# start of Information supplied
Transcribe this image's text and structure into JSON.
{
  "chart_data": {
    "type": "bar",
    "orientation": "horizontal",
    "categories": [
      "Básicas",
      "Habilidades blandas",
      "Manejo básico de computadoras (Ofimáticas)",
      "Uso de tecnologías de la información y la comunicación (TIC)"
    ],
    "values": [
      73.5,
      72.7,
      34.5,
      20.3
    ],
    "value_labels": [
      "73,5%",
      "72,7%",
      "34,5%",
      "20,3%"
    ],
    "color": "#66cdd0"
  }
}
# end of Information supplied
§ Job
Reproduce the material above without altering a single character.

§ Result of the exercise
Transcribe this image's text and structure into JSON.
{
  "chart_data": {
    "type": "bar",
    "orientation": "horizontal",
    "categories": [
      "Básicas",
      "Habilidades blandas",
      "Manejo básico de computadoras (Ofimáticas)",
      "Uso de tecnologías de la información y la comunicación (TIC)"
    ],
    "values": [
      73.5,
      72.7,
      34.5,
      20.3
    ],
    "value_labels": [
      "73,5%",
      "72,7%",
      "34,5%",
      "20,3%"
    ],
    "color": "#66cdd0"
  }
}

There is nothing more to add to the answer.